Do this>
Report how many lines below contain the word "Soil". Give only the number.

══════

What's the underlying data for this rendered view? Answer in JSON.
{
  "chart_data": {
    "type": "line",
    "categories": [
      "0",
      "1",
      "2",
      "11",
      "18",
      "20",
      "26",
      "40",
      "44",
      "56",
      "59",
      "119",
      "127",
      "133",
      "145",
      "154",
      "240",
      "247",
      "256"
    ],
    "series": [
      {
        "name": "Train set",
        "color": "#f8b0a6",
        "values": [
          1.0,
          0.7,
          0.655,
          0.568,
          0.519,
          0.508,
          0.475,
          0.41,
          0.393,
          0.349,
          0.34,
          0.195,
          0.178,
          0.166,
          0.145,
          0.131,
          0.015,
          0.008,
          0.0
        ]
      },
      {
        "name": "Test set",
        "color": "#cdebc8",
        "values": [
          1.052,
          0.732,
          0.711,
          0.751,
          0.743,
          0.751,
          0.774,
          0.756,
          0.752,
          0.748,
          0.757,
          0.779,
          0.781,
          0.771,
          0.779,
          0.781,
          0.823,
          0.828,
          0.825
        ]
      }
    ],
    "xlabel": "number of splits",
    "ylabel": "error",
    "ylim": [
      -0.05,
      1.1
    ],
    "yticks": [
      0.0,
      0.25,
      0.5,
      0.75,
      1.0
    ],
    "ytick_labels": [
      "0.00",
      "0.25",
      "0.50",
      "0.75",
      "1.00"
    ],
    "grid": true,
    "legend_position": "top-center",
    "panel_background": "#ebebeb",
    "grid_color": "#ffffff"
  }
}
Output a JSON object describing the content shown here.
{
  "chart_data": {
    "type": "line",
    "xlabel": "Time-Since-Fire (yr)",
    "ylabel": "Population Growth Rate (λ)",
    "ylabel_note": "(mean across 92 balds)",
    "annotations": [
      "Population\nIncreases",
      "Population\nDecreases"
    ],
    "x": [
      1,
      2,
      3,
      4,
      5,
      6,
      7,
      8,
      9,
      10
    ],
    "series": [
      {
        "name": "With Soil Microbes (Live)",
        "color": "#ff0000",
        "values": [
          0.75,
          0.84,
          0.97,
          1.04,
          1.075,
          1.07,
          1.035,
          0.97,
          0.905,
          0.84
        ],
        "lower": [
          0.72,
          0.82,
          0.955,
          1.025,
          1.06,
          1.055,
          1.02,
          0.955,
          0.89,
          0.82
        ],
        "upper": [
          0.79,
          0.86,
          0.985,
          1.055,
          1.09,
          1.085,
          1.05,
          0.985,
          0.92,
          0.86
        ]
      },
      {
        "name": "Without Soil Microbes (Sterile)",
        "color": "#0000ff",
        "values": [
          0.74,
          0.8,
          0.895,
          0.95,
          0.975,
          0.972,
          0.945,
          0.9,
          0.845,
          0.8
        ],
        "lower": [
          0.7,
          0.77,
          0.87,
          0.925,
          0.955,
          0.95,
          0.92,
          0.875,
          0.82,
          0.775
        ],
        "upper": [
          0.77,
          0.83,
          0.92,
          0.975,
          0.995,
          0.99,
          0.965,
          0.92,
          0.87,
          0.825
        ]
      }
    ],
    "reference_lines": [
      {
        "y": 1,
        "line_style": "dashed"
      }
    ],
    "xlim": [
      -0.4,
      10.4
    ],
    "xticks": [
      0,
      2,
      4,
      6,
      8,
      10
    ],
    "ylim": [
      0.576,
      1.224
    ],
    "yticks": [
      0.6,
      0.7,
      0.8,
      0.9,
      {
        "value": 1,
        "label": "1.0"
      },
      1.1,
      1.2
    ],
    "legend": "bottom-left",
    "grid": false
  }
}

══════

Worked solution>
2